* [Figure content listings]:
--------------------------------------------------

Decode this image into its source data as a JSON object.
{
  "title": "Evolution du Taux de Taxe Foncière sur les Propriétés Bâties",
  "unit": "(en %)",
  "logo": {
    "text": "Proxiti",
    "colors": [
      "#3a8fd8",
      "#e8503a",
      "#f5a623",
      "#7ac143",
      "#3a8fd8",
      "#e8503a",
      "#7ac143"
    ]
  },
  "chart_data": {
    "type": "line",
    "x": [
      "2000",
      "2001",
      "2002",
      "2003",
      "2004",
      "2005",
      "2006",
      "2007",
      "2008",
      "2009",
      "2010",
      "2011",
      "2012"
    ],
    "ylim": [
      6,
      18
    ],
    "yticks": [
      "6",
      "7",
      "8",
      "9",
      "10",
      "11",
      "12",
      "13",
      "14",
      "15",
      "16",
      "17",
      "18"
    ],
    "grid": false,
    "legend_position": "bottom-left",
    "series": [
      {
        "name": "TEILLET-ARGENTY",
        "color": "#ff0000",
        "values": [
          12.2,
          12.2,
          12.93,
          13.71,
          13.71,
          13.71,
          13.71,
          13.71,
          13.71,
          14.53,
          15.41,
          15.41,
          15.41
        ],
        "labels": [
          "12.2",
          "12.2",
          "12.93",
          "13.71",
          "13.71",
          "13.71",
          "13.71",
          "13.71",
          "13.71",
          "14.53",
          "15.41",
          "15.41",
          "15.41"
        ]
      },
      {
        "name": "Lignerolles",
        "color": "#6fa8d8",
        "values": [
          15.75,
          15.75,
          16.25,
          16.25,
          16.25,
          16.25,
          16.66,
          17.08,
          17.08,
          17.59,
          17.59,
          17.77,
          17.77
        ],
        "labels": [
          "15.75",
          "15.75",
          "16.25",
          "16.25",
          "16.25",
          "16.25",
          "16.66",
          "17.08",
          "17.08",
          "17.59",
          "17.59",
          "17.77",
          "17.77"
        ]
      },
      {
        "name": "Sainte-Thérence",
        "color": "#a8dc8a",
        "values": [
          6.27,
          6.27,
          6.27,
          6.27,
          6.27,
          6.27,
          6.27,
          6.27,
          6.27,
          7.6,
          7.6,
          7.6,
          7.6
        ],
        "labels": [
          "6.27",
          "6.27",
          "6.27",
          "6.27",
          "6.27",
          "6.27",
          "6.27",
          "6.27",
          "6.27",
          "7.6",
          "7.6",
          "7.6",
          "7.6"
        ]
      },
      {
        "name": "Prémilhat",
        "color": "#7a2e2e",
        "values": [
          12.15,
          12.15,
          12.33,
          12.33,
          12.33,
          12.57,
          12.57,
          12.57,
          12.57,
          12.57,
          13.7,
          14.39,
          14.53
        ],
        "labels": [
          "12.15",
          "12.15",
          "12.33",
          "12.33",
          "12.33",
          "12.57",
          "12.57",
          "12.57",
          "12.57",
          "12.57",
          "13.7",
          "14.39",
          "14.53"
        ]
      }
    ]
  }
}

--------------------------------------------------

* [EXERCISE DIRECTIONS]: Read through the lines above and collect those that contain the string "name".

* [SOLVED PROBLEM]:
        "name": "TEILLET-ARGENTY",
        "name": "Lignerolles",
        "name": "Sainte-Thérence",
        "name": "Prémilhat",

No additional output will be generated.